#### [DATA IN THIS EXERCISE]

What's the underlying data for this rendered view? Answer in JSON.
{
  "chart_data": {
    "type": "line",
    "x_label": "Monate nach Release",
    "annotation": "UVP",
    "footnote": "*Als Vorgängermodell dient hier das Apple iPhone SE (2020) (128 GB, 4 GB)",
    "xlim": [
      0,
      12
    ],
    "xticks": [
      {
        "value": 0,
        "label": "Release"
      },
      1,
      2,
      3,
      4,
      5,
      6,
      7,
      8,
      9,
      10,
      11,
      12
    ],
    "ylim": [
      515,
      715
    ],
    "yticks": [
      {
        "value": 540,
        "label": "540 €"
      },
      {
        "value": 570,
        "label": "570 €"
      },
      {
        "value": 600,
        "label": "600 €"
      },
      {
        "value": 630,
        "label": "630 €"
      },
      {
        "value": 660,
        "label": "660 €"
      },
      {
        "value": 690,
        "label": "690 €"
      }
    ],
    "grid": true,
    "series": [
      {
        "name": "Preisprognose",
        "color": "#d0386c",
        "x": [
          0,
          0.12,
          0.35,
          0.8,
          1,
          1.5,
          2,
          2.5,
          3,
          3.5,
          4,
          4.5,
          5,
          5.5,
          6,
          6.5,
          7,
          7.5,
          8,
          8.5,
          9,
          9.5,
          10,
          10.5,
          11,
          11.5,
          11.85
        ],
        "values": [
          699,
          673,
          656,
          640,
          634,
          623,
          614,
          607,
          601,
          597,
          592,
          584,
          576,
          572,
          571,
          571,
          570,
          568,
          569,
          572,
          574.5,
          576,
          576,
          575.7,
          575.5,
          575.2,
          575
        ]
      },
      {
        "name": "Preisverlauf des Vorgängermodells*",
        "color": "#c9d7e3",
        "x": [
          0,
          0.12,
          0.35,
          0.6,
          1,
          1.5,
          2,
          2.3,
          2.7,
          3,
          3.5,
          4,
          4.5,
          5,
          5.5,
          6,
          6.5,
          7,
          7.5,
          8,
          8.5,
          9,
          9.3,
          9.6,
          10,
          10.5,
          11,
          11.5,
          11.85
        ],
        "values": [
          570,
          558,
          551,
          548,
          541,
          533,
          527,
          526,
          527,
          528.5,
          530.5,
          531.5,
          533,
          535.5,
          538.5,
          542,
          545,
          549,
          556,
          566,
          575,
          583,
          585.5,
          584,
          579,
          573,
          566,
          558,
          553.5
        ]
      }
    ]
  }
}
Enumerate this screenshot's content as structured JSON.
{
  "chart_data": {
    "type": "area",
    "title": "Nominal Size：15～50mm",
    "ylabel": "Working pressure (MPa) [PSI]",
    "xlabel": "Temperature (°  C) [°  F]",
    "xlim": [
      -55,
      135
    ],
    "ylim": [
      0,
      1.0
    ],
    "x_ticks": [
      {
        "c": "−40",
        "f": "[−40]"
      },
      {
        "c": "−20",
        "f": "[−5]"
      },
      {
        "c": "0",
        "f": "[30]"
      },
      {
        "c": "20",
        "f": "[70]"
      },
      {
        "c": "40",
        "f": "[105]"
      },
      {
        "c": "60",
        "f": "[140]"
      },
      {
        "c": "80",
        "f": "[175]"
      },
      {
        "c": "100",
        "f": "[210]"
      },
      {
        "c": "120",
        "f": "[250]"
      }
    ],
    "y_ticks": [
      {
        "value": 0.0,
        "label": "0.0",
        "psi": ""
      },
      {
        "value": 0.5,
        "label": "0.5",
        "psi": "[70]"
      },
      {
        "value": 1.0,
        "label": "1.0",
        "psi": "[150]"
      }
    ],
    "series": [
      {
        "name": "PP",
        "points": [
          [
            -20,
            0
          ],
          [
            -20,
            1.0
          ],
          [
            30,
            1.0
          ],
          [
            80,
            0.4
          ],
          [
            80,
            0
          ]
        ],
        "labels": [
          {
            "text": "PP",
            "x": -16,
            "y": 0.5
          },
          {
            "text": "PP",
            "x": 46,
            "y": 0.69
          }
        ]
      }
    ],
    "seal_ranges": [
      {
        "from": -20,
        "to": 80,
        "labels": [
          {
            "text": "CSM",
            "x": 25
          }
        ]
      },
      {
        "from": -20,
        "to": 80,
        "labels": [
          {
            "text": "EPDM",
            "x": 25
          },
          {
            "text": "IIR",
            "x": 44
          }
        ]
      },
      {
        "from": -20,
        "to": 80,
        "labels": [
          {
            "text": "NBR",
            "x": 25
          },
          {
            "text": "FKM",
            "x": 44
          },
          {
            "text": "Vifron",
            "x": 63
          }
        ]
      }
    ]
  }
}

#### [REQUIRED TASK]
Every record should be given again exactly.

#### [TASK ANSWER]
What's the underlying data for this rendered view? Answer in JSON.
{
  "chart_data": {
    "type": "line",
    "x_label": "Monate nach Release",
    "annotation": "UVP",
    "footnote": "*Als Vorgängermodell dient hier das Apple iPhone SE (2020) (128 GB, 4 GB)",
    "xlim": [
      0,
      12
    ],
    "xticks": [
      {
        "value": 0,
        "label": "Release"
      },
      1,
      2,
      3,
      4,
      5,
      6,
      7,
      8,
      9,
      10,
      11,
      12
    ],
    "ylim": [
      515,
      715
    ],
    "yticks": [
      {
        "value": 540,
        "label": "540 €"
      },
      {
        "value": 570,
        "label": "570 €"
      },
      {
        "value": 600,
        "label": "600 €"
      },
      {
        "value": 630,
        "label": "630 €"
      },
      {
        "value": 660,
        "label": "660 €"
      },
      {
        "value": 690,
        "label": "690 €"
      }
    ],
    "grid": true,
    "series": [
      {
        "name": "Preisprognose",
        "color": "#d0386c",
        "x": [
          0,
          0.12,
          0.35,
          0.8,
          1,
          1.5,
          2,
          2.5,
          3,
          3.5,
          4,
          4.5,
          5,
          5.5,
          6,
          6.5,
          7,
          7.5,
          8,
          8.5,
          9,
          9.5,
          10,
          10.5,
          11,
          11.5,
          11.85
        ],
        "values": [
          699,
          673,
          656,
          640,
          634,
          623,
          614,
          607,
          601,
          597,
          592,
          584,
          576,
          572,
          571,
          571,
          570,
          568,
          569,
          572,
          574.5,
          576,
          576,
          575.7,
          575.5,
          575.2,
          575
        ]
      },
      {
        "name": "Preisverlauf des Vorgängermodells*",
        "color": "#c9d7e3",
        "x": [
          0,
          0.12,
          0.35,
          0.6,
          1,
          1.5,
          2,
          2.3,
          2.7,
          3,
          3.5,
          4,
          4.5,
          5,
          5.5,
          6,
          6.5,
          7,
          7.5,
          8,
          8.5,
          9,
          9.3,
          9.6,
          10,
          10.5,
          11,
          11.5,
          11.85
        ],
        "values": [
          570,
          558,
          551,
          548,
          541,
          533,
          527,
          526,
          527,
          528.5,
          530.5,
          531.5,
          533,
          535.5,
          538.5,
          542,
          545,
          549,
          556,
          566,
          575,
          583,
          585.5,
          584,
          579,
          573,
          566,
          558,
          553.5
        ]
      }
    ]
  }
}
Enumerate this screenshot's content as structured JSON.
{
  "chart_data": {
    "type": "area",
    "title": "Nominal Size：15～50mm",
    "ylabel": "Working pressure (MPa) [PSI]",
    "xlabel": "Temperature (°  C) [°  F]",
    "xlim": [
      -55,
      135
    ],
    "ylim": [
      0,
      1.0
    ],
    "x_ticks": [
      {
        "c": "−40",
        "f": "[−40]"
      },
      {
        "c": "−20",
        "f": "[−5]"
      },
      {
        "c": "0",
        "f": "[30]"
      },
      {
        "c": "20",
        "f": "[70]"
      },
      {
        "c": "40",
        "f": "[105]"
      },
      {
        "c": "60",
        "f": "[140]"
      },
      {
        "c": "80",
        "f": "[175]"
      },
      {
        "c": "100",
        "f": "[210]"
      },
      {
        "c": "120",
        "f": "[250]"
      }
    ],
    "y_ticks": [
      {
        "value": 0.0,
        "label": "0.0",
        "psi": ""
      },
      {
        "value": 0.5,
        "label": "0.5",
        "psi": "[70]"
      },
      {
        "value": 1.0,
        "label": "1.0",
        "psi": "[150]"
      }
    ],
    "series": [
      {
        "name": "PP",
        "points": [
          [
            -20,
            0
          ],
          [
            -20,
            1.0
          ],
          [
            30,
            1.0
          ],
          [
            80,
            0.4
          ],
          [
            80,
            0
          ]
        ],
        "labels": [
          {
            "text": "PP",
            "x": -16,
            "y": 0.5
          },
          {
            "text": "PP",
            "x": 46,
            "y": 0.69
          }
        ]
      }
    ],
    "seal_ranges": [
      {
        "from": -20,
        "to": 80,
        "labels": [
          {
            "text": "CSM",
            "x": 25
          }
        ]
      },
      {
        "from": -20,
        "to": 80,
        "labels": [
          {
            "text": "EPDM",
            "x": 25
          },
          {
            "text": "IIR",
            "x": 44
          }
        ]
      },
      {
        "from": -20,
        "to": 80,
        "labels": [
          {
            "text": "NBR",
            "x": 25
          },
          {
            "text": "FKM",
            "x": 44
          },
          {
            "text": "Vifron",
            "x": 63
          }
        ]
      }
    ]
  }
}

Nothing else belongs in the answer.